C’est une réforme de l’administration parisienne, lancée en juillet 2017, qui ne passe pas. Depuis cinq ans, les agents de la Ville de Paris se mobilisent contre la fusion des professions techniques. Après le lancement d’une pétition, la tenue de journées d’actions, des recours en justice, les agents attendent une délibération du tribunal administratif, à l’issue d’une audience programmée le 8 décembre.

Si la bataille contre la fusion des statuts et des professions d’ingénieurs s’inscrit dans un temps long, les architectes-voyers ont, de leur côté, déjà fait reculer la mairie de Paris.

Les architectes-voyers de la Ville de Paris sont un corps puissant institué sous Henri IV. Chargés d’effectuer des études sur les constructions de la capitale et de développer un point de vue d’architecte sur l’urbanisme et la voirie, ils ont une vision globale de l’espace urbain. Une fois un appel d’offre attribué, c’est à eux de veiller au respect du projet. Comme tous les autres architectes, ils sont hautement qualifiés, et diplômés d’une école d’architecture. Dans la fonction publique territoriale, ils sont recrutés sur concours, et jouissent du statut de cadre A+ avec la rémunération correspondante.

À l’origine, la Ville de Paris souhaitait réformer le statut des agents communaux, notamment par la fusion des catégories A et A+. Il s’agissait de se conformer aux statuts de l’État, alors que rien ne l’y obligeait.

Un projet de fusion sous un nouveau statut

Les professions spécifiques, telles que les ingénieurs ou les architectes-voyers, auraient été fondues dans un nouveau corps  : celui d’ingénieurs et architectes d’administrations parisiennes (Iaap). D’emblée, ce projet de fusion a été dénoncé comme injuste et dangereux, et ses motifs  «  inexistants  », explique Pascal Dhennequin, représentant de la Cgt Santé Social Culture Administration Architecture Technique (Sscaat).

▸ **Tâche demandée A**: Recopiez mot pour mot le passage de l'extrait sur la réforme de l'administration parisienne, à partir de « Si la bataille » jusqu'à « mairie de Paris. » inclus.
▸ **Tâche demandée B**: Retranscrivez à l'identique les enregistrements, depuis leur début jusqu'à la ligne contenant « The discharge rod 58 is at (183, 93). », celle-ci comprise. Laissez les images de côté dans votre réponse.

[Enregistrements issus d'une source de données]
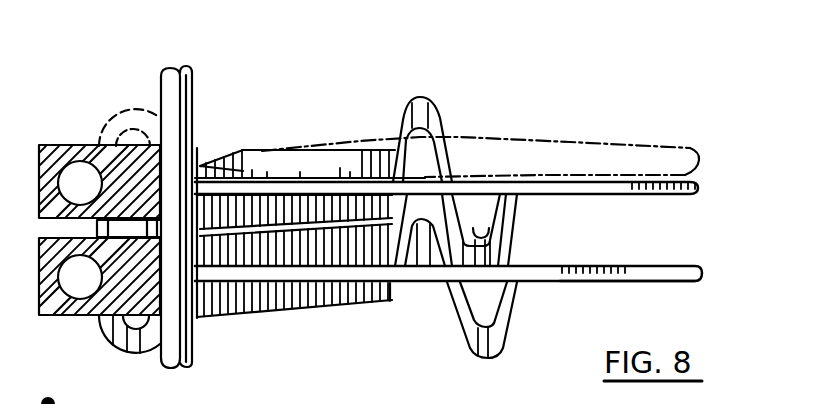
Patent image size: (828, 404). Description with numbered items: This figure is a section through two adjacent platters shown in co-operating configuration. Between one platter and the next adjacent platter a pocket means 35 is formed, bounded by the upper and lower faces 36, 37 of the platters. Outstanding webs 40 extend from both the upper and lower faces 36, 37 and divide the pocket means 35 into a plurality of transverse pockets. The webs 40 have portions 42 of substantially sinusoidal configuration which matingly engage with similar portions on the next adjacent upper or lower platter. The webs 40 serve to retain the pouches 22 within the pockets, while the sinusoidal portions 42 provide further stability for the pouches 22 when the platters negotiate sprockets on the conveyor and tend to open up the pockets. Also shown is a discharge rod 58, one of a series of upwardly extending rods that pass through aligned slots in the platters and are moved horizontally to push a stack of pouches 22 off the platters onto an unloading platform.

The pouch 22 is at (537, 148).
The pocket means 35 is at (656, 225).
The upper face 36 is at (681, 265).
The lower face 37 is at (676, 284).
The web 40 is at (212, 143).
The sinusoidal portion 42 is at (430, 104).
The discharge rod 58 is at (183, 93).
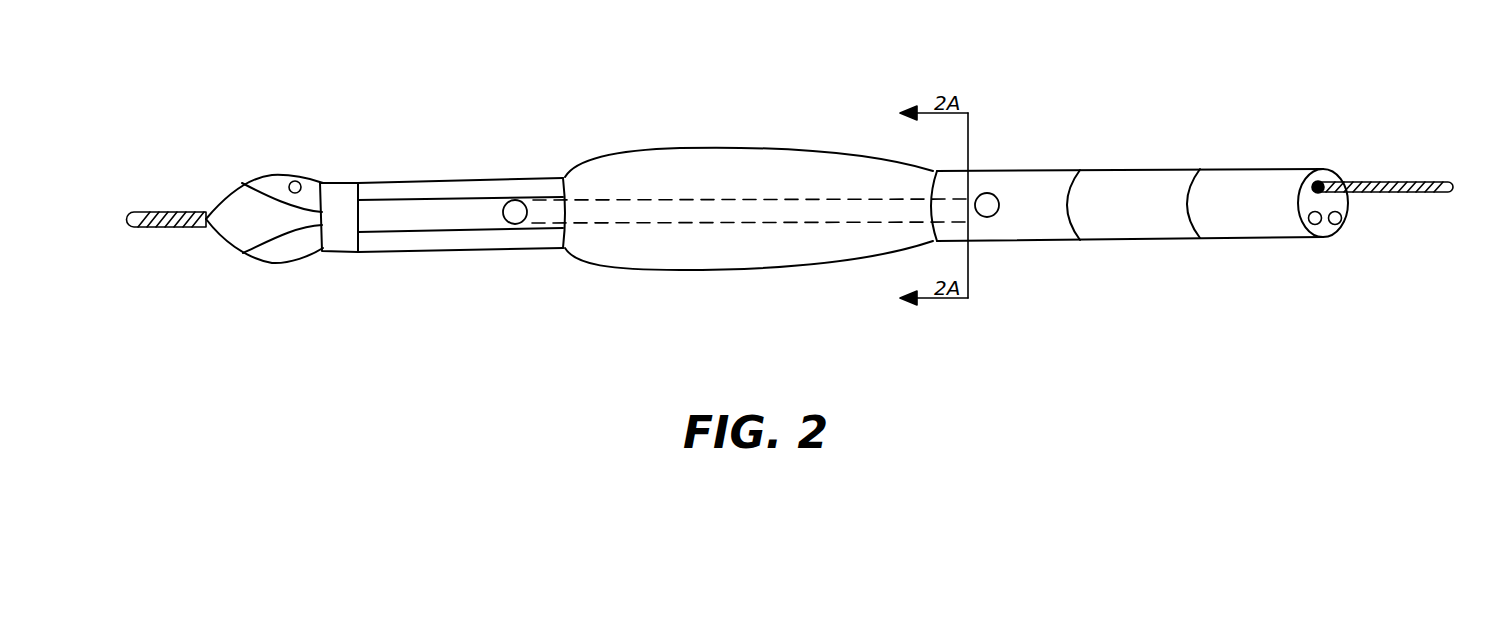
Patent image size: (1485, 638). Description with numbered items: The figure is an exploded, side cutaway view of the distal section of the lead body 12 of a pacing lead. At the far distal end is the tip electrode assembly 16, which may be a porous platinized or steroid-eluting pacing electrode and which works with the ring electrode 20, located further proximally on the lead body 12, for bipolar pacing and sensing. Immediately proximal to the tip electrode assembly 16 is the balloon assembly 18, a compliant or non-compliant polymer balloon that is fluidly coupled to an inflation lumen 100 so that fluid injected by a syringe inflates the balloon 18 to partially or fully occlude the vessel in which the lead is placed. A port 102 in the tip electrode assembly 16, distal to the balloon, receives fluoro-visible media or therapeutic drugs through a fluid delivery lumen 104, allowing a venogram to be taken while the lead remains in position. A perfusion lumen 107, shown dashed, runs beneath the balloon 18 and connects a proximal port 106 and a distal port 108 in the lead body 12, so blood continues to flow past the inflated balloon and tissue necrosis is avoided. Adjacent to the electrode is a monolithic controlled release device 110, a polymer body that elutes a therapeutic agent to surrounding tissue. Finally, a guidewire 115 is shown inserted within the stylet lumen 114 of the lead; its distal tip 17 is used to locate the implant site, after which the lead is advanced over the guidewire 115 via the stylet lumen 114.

▸ **Solution A**:
Si la bataille contre la fusion des statuts et des professions d’ingénieurs s’inscrit dans un temps long, les architectes-voyers ont, de leur côté, déjà fait reculer la mairie de Paris.

▸ **Solution B**:
Patent image size: (828, 404). Description with numbered items: This figure is a section through two adjacent platters shown in co-operating configuration. Between one platter and the next adjacent platter a pocket means 35 is formed, bounded by the upper and lower faces 36, 37 of the platters. Outstanding webs 40 extend from both the upper and lower faces 36, 37 and divide the pocket means 35 into a plurality of transverse pockets. The webs 40 have portions 42 of substantially sinusoidal configuration which matingly engage with similar portions on the next adjacent upper or lower platter. The webs 40 serve to retain the pouches 22 within the pockets, while the sinusoidal portions 42 provide further stability for the pouches 22 when the platters negotiate sprockets on the conveyor and tend to open up the pockets. Also shown is a discharge rod 58, one of a series of upwardly extending rods that pass through aligned slots in the platters and are moved horizontally to push a stack of pouches 22 off the platters onto an unloading platform.

The pouch 22 is at (537, 148).
The pocket means 35 is at (656, 225).
The upper face 36 is at (681, 265).
The lower face 37 is at (676, 284).
The web 40 is at (212, 143).
The sinusoidal portion 42 is at (430, 104).
The discharge rod 58 is at (183, 93).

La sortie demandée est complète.